Bounding box annotations
== == ==

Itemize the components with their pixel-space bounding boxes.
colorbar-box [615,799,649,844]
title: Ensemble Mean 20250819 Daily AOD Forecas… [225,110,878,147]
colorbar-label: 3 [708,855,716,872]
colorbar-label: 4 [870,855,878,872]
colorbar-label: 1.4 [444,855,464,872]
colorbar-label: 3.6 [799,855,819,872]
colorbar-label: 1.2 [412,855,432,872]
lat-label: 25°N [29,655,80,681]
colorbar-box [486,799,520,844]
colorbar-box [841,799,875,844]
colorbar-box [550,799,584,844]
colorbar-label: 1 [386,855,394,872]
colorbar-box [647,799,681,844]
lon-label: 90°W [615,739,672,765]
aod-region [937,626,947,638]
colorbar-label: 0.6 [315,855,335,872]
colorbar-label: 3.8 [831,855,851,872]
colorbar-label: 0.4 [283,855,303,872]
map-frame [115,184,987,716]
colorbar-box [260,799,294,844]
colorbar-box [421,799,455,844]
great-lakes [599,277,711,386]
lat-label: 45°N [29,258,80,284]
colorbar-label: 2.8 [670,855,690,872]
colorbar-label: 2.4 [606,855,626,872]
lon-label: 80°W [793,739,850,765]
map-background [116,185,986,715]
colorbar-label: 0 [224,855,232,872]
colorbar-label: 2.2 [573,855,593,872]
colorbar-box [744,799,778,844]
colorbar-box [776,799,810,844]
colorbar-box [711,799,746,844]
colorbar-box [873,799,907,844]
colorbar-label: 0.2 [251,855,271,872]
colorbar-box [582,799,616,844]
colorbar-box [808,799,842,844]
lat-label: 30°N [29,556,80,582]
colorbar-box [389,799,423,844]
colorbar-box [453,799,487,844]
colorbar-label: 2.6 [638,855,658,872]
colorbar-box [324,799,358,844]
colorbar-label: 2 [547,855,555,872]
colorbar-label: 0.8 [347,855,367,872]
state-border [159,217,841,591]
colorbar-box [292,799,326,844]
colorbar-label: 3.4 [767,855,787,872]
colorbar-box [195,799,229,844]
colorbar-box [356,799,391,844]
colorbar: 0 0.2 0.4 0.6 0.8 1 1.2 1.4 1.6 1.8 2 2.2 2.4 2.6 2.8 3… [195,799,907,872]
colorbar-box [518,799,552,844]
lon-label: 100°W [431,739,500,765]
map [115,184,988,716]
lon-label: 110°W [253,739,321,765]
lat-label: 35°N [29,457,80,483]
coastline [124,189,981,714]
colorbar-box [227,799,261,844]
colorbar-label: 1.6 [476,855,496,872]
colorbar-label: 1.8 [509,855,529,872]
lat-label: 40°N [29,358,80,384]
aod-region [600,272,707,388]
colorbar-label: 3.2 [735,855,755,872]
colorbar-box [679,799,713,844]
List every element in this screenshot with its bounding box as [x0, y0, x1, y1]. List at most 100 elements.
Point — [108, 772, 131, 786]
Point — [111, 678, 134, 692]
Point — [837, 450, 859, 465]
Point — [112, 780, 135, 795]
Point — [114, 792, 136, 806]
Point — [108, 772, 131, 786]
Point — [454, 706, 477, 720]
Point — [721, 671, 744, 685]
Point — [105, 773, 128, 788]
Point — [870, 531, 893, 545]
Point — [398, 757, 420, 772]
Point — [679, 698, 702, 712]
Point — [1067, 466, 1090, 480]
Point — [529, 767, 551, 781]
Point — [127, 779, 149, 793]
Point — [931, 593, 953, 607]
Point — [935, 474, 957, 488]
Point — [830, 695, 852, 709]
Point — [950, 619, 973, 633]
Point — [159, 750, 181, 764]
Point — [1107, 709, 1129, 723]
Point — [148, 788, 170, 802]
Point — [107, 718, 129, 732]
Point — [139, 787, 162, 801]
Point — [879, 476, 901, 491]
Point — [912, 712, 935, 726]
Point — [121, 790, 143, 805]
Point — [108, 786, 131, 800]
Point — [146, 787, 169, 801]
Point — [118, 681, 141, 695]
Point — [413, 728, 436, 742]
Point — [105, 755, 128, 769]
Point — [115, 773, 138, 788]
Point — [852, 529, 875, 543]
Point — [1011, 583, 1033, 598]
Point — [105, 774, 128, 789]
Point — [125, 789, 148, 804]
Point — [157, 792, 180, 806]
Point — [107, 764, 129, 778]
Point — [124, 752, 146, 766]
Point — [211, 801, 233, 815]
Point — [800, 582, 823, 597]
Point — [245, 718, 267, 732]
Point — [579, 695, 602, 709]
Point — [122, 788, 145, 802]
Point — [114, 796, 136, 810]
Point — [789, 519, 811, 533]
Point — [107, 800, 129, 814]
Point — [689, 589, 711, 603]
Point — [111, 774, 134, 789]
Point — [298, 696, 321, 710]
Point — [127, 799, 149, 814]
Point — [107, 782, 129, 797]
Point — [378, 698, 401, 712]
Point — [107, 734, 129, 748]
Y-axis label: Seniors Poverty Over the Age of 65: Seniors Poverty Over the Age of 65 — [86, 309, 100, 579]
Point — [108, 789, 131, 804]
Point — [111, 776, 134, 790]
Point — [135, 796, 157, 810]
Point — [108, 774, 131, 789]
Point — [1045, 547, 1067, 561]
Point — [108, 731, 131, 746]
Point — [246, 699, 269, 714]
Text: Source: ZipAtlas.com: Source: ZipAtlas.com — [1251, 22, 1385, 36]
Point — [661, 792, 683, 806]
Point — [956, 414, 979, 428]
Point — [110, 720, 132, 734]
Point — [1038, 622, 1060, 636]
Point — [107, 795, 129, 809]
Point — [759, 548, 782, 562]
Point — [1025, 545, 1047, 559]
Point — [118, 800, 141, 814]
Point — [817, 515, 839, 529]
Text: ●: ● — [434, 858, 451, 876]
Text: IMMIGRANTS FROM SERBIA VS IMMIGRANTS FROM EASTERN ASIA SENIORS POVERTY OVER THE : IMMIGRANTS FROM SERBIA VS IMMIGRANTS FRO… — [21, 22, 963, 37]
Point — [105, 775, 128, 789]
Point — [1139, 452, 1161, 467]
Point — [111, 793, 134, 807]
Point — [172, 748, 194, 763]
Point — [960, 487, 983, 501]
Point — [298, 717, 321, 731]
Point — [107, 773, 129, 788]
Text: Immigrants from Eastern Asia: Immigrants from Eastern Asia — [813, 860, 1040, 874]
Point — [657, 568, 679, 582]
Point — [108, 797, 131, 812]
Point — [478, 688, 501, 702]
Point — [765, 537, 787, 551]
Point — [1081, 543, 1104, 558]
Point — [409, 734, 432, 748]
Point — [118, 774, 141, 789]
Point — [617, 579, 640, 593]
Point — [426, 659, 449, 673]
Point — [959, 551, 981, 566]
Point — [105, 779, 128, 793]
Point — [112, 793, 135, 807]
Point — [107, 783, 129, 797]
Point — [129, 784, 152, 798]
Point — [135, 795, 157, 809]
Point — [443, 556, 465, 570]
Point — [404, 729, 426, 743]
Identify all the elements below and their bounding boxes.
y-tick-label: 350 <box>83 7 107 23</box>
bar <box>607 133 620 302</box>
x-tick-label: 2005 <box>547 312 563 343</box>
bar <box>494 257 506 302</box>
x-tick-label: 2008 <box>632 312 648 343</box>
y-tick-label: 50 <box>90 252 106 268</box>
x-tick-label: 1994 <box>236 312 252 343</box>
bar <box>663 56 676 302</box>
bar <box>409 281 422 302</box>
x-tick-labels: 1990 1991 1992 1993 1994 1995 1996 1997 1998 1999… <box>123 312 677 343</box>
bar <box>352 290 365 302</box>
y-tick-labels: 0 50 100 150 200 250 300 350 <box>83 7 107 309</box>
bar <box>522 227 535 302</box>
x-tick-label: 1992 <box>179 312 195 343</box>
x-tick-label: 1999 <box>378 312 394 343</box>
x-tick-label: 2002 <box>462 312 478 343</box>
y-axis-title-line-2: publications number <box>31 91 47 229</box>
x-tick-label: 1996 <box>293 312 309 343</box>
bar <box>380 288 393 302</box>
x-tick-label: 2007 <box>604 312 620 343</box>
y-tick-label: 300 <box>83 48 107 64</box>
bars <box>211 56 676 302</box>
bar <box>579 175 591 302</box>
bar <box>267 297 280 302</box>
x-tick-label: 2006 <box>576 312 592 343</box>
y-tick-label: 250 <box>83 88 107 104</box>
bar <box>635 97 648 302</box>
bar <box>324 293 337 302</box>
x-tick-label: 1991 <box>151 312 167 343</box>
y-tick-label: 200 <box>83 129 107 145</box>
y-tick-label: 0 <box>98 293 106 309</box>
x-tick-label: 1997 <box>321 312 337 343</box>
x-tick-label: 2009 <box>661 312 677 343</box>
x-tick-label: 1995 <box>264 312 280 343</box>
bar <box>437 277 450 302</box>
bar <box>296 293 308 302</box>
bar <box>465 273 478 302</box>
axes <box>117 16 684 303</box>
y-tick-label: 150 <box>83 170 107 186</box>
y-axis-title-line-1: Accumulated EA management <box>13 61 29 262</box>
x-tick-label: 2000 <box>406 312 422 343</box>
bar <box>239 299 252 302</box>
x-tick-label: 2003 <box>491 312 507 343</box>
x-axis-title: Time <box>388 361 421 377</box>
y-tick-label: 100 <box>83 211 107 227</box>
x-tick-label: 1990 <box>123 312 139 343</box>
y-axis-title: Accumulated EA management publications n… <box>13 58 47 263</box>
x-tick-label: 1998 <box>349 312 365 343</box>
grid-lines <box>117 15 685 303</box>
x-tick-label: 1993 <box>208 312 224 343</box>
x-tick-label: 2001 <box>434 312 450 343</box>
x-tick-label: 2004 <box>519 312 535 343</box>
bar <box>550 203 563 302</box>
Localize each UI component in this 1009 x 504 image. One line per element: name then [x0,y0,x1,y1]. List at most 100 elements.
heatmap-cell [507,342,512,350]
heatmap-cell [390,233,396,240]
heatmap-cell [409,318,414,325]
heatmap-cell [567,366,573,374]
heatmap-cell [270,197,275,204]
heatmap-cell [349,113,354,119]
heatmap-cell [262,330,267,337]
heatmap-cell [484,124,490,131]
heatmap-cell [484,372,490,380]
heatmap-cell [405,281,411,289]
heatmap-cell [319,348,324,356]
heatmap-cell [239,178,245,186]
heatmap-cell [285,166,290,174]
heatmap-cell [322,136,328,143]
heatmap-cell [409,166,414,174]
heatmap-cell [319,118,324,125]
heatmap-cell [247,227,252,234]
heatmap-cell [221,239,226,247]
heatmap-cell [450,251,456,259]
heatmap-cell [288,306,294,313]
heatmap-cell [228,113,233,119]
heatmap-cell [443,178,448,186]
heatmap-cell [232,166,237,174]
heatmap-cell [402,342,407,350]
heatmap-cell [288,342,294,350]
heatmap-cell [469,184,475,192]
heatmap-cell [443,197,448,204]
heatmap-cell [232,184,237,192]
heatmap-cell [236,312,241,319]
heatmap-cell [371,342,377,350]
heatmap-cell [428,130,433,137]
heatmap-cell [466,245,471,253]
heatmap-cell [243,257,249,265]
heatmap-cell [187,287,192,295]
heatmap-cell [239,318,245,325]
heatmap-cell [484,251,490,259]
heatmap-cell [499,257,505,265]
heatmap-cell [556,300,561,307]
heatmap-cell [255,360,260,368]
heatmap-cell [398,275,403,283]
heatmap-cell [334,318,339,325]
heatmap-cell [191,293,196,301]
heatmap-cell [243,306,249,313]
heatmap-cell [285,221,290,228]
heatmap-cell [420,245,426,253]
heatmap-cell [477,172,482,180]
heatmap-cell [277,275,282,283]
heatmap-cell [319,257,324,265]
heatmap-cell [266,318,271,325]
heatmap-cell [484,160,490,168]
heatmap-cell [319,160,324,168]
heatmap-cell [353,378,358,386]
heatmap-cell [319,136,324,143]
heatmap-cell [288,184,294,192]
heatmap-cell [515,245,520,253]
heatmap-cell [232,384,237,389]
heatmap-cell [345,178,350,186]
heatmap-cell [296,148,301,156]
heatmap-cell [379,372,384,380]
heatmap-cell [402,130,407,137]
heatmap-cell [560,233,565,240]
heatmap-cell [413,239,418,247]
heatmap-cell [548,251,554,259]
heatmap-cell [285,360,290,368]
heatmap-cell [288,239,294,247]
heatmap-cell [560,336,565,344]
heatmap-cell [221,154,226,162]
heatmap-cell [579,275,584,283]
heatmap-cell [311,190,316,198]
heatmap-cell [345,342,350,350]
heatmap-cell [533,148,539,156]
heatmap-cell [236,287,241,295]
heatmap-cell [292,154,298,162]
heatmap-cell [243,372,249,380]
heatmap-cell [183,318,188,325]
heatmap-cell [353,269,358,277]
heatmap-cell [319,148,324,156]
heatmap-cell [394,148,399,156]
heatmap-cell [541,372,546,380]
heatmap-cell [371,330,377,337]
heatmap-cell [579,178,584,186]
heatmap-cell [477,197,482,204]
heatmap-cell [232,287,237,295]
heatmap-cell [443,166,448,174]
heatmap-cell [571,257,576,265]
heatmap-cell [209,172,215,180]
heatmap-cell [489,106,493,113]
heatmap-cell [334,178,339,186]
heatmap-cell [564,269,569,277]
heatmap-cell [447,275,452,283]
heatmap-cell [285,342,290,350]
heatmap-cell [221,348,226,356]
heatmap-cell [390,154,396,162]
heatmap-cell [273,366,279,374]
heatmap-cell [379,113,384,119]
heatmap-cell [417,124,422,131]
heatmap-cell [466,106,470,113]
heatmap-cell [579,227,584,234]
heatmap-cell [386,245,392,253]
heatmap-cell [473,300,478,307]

== == ==

**Work instructions:**
Quote the listing word for word, starting at its first line and stopping after the line that contains "colorbar-label: 2.8 [670,855,690,872]".

**The response:**
Itemize the components with their pixel-space bounding boxes.
colorbar-box [615,799,649,844]
title: Ensemble Mean 20250819 Daily AOD Forecas… [225,110,878,147]
colorbar-label: 3 [708,855,716,872]
colorbar-label: 4 [870,855,878,872]
colorbar-label: 1.4 [444,855,464,872]
colorbar-label: 3.6 [799,855,819,872]
colorbar-label: 1.2 [412,855,432,872]
lat-label: 25°N [29,655,80,681]
colorbar-box [486,799,520,844]
colorbar-box [841,799,875,844]
colorbar-box [550,799,584,844]
colorbar-label: 1 [386,855,394,872]
colorbar-box [647,799,681,844]
lon-label: 90°W [615,739,672,765]
aod-region [937,626,947,638]
colorbar-label: 0.6 [315,855,335,872]
colorbar-label: 3.8 [831,855,851,872]
colorbar-label: 0.4 [283,855,303,872]
map-frame [115,184,987,716]
colorbar-box [260,799,294,844]
colorbar-box [421,799,455,844]
great-lakes [599,277,711,386]
lat-label: 45°N [29,258,80,284]
colorbar-label: 2.8 [670,855,690,872]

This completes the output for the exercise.